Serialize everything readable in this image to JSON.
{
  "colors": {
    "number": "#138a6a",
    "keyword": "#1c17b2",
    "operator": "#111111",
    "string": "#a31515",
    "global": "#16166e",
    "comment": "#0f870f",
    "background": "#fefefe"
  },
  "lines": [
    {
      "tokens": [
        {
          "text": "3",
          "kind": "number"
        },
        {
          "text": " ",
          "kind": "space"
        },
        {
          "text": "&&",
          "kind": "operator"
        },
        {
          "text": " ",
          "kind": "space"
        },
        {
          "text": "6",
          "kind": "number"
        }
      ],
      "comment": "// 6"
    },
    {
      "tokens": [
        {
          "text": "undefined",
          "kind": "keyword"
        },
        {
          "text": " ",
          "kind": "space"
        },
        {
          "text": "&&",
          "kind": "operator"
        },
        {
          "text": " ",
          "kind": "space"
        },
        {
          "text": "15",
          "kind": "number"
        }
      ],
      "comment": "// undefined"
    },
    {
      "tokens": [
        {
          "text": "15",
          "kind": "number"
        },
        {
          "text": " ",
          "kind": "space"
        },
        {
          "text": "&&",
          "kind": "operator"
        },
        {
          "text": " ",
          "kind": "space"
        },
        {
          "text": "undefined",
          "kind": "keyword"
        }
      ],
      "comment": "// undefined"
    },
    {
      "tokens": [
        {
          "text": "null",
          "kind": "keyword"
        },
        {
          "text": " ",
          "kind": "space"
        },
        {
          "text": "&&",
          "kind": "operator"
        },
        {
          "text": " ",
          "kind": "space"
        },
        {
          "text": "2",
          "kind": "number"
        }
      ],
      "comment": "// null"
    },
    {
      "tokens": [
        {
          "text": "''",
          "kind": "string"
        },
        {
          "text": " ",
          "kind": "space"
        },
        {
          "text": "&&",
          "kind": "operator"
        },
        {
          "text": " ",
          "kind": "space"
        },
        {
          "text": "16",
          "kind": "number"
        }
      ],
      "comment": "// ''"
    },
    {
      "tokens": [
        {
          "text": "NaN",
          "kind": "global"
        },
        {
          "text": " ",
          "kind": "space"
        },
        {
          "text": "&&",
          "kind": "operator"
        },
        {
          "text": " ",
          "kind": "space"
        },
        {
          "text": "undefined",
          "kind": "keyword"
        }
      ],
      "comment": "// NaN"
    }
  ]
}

• **EXERCISE DETAILS**: Write the complete data out, exactly as above.

• **COMPLETE ANSWER**:
Serialize everything readable in this image to JSON.
{
  "colors": {
    "number": "#138a6a",
    "keyword": "#1c17b2",
    "operator": "#111111",
    "string": "#a31515",
    "global": "#16166e",
    "comment": "#0f870f",
    "background": "#fefefe"
  },
  "lines": [
    {
      "tokens": [
        {
          "text": "3",
          "kind": "number"
        },
        {
          "text": " ",
          "kind": "space"
        },
        {
          "text": "&&",
          "kind": "operator"
        },
        {
          "text": " ",
          "kind": "space"
        },
        {
          "text": "6",
          "kind": "number"
        }
      ],
      "comment": "// 6"
    },
    {
      "tokens": [
        {
          "text": "undefined",
          "kind": "keyword"
        },
        {
          "text": " ",
          "kind": "space"
        },
        {
          "text": "&&",
          "kind": "operator"
        },
        {
          "text": " ",
          "kind": "space"
        },
        {
          "text": "15",
          "kind": "number"
        }
      ],
      "comment": "// undefined"
    },
    {
      "tokens": [
        {
          "text": "15",
          "kind": "number"
        },
        {
          "text": " ",
          "kind": "space"
        },
        {
          "text": "&&",
          "kind": "operator"
        },
        {
          "text": " ",
          "kind": "space"
        },
        {
          "text": "undefined",
          "kind": "keyword"
        }
      ],
      "comment": "// undefined"
    },
    {
      "tokens": [
        {
          "text": "null",
          "kind": "keyword"
        },
        {
          "text": " ",
          "kind": "space"
        },
        {
          "text": "&&",
          "kind": "operator"
        },
        {
          "text": " ",
          "kind": "space"
        },
        {
          "text": "2",
          "kind": "number"
        }
      ],
      "comment": "// null"
    },
    {
      "tokens": [
        {
          "text": "''",
          "kind": "string"
        },
        {
          "text": " ",
          "kind": "space"
        },
        {
          "text": "&&",
          "kind": "operator"
        },
        {
          "text": " ",
          "kind": "space"
        },
        {
          "text": "16",
          "kind": "number"
        }
      ],
      "comment": "// ''"
    },
    {
      "tokens": [
        {
          "text": "NaN",
          "kind": "global"
        },
        {
          "text": " ",
          "kind": "space"
        },
        {
          "text": "&&",
          "kind": "operator"
        },
        {
          "text": " ",
          "kind": "space"
        },
        {
          "text": "undefined",
          "kind": "keyword"
        }
      ],
      "comment": "// NaN"
    }
  ]
}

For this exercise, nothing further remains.